*** Data to use ***
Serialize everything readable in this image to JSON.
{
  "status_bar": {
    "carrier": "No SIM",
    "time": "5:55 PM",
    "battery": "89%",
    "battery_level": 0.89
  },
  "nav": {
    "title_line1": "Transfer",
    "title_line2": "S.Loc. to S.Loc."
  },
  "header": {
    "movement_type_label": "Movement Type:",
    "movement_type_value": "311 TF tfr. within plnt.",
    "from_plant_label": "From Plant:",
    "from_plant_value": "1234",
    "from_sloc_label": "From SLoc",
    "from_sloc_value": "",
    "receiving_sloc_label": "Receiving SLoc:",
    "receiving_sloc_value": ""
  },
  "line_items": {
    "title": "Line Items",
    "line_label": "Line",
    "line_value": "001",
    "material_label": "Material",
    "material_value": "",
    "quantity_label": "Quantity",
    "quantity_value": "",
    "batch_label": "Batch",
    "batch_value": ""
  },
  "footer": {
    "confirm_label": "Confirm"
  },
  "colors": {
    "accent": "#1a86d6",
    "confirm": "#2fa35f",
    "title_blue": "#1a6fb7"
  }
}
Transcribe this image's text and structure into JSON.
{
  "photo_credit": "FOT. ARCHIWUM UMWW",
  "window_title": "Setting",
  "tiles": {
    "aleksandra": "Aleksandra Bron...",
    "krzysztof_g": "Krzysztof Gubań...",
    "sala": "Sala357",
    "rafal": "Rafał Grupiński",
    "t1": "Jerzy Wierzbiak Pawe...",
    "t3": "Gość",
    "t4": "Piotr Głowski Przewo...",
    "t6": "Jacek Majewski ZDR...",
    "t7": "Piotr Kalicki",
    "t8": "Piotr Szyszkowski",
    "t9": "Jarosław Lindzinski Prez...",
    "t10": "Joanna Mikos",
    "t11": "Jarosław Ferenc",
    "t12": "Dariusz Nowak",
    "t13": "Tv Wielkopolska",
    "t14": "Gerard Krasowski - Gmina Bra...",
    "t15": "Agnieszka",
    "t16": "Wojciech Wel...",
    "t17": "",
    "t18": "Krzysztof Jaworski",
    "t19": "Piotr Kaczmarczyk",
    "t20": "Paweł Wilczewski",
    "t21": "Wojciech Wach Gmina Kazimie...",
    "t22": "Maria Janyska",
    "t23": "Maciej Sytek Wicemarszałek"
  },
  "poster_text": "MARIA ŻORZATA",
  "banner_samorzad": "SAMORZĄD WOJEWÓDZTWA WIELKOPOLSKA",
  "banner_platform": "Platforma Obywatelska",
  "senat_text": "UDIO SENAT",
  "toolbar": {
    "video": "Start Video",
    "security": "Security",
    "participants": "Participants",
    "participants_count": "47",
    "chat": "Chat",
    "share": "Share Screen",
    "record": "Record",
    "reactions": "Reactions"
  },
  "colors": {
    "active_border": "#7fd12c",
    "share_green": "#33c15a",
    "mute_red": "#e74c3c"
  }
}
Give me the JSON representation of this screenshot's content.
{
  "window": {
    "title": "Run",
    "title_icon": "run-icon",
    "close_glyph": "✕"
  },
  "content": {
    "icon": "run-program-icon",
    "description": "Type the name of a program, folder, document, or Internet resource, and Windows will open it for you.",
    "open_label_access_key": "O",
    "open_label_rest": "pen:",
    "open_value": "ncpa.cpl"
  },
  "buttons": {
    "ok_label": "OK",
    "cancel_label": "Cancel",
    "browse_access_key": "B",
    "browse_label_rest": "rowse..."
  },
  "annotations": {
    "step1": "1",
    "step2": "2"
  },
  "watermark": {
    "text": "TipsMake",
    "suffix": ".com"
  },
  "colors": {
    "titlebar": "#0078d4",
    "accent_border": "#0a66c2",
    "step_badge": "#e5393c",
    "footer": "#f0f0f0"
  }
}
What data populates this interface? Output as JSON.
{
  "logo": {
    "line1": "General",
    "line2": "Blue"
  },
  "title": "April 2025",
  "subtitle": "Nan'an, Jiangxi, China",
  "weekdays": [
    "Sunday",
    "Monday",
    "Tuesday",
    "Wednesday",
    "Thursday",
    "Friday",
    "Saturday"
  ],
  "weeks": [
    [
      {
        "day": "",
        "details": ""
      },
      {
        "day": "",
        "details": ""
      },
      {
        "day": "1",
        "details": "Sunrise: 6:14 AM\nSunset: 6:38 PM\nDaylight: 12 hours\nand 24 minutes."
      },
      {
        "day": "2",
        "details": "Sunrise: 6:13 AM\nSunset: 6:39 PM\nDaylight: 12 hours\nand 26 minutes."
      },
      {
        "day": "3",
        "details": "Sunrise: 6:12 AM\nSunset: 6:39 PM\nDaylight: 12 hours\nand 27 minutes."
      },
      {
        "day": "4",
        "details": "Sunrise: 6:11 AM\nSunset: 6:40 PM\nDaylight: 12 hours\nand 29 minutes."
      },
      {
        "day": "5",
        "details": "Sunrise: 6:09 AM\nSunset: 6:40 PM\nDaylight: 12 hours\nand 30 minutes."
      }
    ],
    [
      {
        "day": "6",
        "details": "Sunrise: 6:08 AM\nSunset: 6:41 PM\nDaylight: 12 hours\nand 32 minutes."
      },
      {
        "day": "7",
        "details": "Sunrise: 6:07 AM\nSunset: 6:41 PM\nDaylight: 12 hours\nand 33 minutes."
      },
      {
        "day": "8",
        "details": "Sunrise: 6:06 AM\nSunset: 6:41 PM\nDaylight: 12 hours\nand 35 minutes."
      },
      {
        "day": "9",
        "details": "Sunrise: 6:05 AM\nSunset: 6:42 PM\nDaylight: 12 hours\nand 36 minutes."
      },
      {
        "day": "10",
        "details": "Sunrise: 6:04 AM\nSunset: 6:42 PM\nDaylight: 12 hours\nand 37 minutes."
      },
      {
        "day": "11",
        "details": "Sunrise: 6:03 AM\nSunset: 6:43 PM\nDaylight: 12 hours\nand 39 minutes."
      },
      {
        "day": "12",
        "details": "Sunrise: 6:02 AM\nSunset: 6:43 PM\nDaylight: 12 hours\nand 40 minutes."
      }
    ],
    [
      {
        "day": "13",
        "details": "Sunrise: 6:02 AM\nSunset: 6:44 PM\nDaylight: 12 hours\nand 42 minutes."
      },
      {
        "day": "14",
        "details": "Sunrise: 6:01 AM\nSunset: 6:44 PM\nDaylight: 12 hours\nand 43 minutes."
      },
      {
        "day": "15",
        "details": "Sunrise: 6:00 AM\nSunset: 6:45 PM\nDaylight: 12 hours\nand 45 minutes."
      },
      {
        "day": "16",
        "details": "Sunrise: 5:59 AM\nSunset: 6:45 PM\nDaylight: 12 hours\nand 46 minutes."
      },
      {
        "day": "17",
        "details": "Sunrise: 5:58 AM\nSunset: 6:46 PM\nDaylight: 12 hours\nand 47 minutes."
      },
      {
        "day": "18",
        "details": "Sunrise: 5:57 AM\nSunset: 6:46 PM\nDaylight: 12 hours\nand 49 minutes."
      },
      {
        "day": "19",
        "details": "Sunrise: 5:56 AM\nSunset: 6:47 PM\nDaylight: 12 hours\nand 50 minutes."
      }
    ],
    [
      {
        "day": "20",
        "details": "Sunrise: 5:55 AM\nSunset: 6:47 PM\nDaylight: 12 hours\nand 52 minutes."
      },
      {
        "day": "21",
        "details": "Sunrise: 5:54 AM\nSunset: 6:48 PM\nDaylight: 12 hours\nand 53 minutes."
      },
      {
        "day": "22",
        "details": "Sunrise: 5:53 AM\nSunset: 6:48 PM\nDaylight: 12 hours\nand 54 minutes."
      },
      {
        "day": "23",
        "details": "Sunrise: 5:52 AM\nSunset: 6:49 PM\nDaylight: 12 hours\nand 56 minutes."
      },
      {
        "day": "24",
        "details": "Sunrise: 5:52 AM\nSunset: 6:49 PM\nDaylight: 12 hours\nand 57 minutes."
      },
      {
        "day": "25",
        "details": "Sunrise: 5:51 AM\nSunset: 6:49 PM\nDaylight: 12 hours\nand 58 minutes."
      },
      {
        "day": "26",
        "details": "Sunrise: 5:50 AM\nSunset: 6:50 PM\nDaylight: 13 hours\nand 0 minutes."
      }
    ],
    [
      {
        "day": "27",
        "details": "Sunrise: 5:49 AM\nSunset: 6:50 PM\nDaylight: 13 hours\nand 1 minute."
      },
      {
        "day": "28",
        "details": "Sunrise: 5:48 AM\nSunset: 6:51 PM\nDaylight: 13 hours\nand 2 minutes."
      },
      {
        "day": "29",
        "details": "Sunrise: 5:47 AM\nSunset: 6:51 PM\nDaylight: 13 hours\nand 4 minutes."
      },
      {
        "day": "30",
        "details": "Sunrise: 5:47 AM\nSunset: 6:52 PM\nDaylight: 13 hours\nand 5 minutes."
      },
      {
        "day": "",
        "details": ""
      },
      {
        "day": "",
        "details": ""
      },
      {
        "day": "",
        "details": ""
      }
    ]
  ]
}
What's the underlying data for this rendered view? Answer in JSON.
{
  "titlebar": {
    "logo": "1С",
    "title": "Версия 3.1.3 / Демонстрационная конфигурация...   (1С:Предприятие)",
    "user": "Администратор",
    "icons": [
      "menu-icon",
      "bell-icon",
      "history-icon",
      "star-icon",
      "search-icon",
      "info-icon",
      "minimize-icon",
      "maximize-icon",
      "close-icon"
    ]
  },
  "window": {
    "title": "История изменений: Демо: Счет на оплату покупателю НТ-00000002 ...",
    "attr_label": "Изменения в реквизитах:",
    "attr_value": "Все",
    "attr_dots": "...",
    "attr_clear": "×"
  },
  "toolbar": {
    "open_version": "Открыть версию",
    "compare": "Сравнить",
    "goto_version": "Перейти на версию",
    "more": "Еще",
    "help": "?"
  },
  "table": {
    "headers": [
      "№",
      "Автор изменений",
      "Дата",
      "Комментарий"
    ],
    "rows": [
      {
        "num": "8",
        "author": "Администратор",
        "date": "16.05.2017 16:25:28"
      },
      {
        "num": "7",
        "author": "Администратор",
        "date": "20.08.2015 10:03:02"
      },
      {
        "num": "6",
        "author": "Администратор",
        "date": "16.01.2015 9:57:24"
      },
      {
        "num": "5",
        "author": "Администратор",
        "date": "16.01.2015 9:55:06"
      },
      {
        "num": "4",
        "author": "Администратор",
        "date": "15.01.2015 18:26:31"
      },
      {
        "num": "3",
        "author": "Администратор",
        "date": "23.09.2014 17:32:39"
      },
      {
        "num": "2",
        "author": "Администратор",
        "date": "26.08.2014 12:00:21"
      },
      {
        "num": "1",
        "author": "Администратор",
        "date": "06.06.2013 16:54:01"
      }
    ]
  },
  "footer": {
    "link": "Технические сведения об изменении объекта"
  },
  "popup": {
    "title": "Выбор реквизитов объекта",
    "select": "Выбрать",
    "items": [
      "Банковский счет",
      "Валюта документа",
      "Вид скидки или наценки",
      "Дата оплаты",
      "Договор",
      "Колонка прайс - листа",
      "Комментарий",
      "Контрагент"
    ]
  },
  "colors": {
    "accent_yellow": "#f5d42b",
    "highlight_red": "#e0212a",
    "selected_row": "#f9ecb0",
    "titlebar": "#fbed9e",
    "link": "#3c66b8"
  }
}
***
**To be done:**
Return each line where "JSON" shows up.

**Output below:**
Serialize everything readable in this image to JSON.
Transcribe this image's text and structure into JSON.
Give me the JSON representation of this screenshot's content.
What data populates this interface? Output as JSON.
What's the underlying data for this rendered view? Answer in JSON.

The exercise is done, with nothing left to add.